Would you return the complete listing below word for word?

[begin DATA TO PROCESS]

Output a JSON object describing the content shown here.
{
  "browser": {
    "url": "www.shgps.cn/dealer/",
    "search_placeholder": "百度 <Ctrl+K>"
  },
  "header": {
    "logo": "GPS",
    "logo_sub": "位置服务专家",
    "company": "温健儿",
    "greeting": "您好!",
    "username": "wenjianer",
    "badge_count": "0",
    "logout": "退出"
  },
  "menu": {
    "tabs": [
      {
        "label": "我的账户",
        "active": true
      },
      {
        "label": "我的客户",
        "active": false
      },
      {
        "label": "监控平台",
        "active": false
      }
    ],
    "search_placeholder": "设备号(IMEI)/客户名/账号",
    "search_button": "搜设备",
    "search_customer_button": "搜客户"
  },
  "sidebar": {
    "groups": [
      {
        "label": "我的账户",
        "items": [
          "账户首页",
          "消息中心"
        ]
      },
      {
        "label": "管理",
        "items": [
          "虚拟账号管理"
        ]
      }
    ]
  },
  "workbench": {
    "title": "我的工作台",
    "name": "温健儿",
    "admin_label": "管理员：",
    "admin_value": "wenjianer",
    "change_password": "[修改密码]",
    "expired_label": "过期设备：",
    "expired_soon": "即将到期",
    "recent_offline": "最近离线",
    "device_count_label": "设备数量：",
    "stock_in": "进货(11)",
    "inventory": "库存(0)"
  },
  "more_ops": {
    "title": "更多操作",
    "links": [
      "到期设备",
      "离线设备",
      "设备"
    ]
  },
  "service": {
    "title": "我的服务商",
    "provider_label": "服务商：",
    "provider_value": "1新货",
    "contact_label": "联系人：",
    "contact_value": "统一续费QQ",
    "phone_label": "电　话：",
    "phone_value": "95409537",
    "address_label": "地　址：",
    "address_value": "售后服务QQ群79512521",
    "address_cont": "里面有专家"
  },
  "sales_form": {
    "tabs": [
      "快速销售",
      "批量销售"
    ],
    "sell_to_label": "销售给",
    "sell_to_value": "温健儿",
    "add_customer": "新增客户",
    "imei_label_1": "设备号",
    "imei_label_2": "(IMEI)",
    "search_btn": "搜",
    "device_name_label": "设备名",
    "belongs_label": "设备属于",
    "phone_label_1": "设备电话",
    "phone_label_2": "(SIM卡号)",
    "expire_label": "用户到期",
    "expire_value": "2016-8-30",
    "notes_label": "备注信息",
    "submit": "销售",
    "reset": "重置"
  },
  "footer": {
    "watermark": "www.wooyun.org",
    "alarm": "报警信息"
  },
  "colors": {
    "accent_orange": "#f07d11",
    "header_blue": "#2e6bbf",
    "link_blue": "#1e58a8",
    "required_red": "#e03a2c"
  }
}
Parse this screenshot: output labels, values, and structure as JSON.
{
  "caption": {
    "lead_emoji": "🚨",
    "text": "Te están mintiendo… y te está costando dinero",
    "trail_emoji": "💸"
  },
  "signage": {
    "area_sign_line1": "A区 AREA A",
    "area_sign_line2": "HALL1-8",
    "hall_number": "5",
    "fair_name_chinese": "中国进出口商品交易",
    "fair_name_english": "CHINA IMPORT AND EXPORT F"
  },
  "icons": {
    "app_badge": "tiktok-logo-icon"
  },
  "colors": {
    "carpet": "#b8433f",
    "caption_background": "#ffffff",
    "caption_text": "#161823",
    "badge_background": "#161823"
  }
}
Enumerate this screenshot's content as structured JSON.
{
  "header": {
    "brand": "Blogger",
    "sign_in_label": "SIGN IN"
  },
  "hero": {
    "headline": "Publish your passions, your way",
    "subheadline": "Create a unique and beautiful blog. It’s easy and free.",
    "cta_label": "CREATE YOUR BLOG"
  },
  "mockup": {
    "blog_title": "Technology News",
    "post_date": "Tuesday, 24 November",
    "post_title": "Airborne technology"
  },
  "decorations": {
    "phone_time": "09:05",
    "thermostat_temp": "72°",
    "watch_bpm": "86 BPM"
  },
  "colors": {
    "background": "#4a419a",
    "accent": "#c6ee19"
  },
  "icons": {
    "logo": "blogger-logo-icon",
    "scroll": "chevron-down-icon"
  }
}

[end DATA TO PROCESS]

WRITTEN RESPONSE ::
Output a JSON object describing the content shown here.
{
  "browser": {
    "url": "www.shgps.cn/dealer/",
    "search_placeholder": "百度 <Ctrl+K>"
  },
  "header": {
    "logo": "GPS",
    "logo_sub": "位置服务专家",
    "company": "温健儿",
    "greeting": "您好!",
    "username": "wenjianer",
    "badge_count": "0",
    "logout": "退出"
  },
  "menu": {
    "tabs": [
      {
        "label": "我的账户",
        "active": true
      },
      {
        "label": "我的客户",
        "active": false
      },
      {
        "label": "监控平台",
        "active": false
      }
    ],
    "search_placeholder": "设备号(IMEI)/客户名/账号",
    "search_button": "搜设备",
    "search_customer_button": "搜客户"
  },
  "sidebar": {
    "groups": [
      {
        "label": "我的账户",
        "items": [
          "账户首页",
          "消息中心"
        ]
      },
      {
        "label": "管理",
        "items": [
          "虚拟账号管理"
        ]
      }
    ]
  },
  "workbench": {
    "title": "我的工作台",
    "name": "温健儿",
    "admin_label": "管理员：",
    "admin_value": "wenjianer",
    "change_password": "[修改密码]",
    "expired_label": "过期设备：",
    "expired_soon": "即将到期",
    "recent_offline": "最近离线",
    "device_count_label": "设备数量：",
    "stock_in": "进货(11)",
    "inventory": "库存(0)"
  },
  "more_ops": {
    "title": "更多操作",
    "links": [
      "到期设备",
      "离线设备",
      "设备"
    ]
  },
  "service": {
    "title": "我的服务商",
    "provider_label": "服务商：",
    "provider_value": "1新货",
    "contact_label": "联系人：",
    "contact_value": "统一续费QQ",
    "phone_label": "电　话：",
    "phone_value": "95409537",
    "address_label": "地　址：",
    "address_value": "售后服务QQ群79512521",
    "address_cont": "里面有专家"
  },
  "sales_form": {
    "tabs": [
      "快速销售",
      "批量销售"
    ],
    "sell_to_label": "销售给",
    "sell_to_value": "温健儿",
    "add_customer": "新增客户",
    "imei_label_1": "设备号",
    "imei_label_2": "(IMEI)",
    "search_btn": "搜",
    "device_name_label": "设备名",
    "belongs_label": "设备属于",
    "phone_label_1": "设备电话",
    "phone_label_2": "(SIM卡号)",
    "expire_label": "用户到期",
    "expire_value": "2016-8-30",
    "notes_label": "备注信息",
    "submit": "销售",
    "reset": "重置"
  },
  "footer": {
    "watermark": "www.wooyun.org",
    "alarm": "报警信息"
  },
  "colors": {
    "accent_orange": "#f07d11",
    "header_blue": "#2e6bbf",
    "link_blue": "#1e58a8",
    "required_red": "#e03a2c"
  }
}
Parse this screenshot: output labels, values, and structure as JSON.
{
  "caption": {
    "lead_emoji": "🚨",
    "text": "Te están mintiendo… y te está costando dinero",
    "trail_emoji": "💸"
  },
  "signage": {
    "area_sign_line1": "A区 AREA A",
    "area_sign_line2": "HALL1-8",
    "hall_number": "5",
    "fair_name_chinese": "中国进出口商品交易",
    "fair_name_english": "CHINA IMPORT AND EXPORT F"
  },
  "icons": {
    "app_badge": "tiktok-logo-icon"
  },
  "colors": {
    "carpet": "#b8433f",
    "caption_background": "#ffffff",
    "caption_text": "#161823",
    "badge_background": "#161823"
  }
}
Enumerate this screenshot's content as structured JSON.
{
  "header": {
    "brand": "Blogger",
    "sign_in_label": "SIGN IN"
  },
  "hero": {
    "headline": "Publish your passions, your way",
    "subheadline": "Create a unique and beautiful blog. It’s easy and free.",
    "cta_label": "CREATE YOUR BLOG"
  },
  "mockup": {
    "blog_title": "Technology News",
    "post_date": "Tuesday, 24 November",
    "post_title": "Airborne technology"
  },
  "decorations": {
    "phone_time": "09:05",
    "thermostat_temp": "72°",
    "watch_bpm": "86 BPM"
  },
  "colors": {
    "background": "#4a419a",
    "accent": "#c6ee19"
  },
  "icons": {
    "logo": "blogger-logo-icon",
    "scroll": "chevron-down-icon"
  }
}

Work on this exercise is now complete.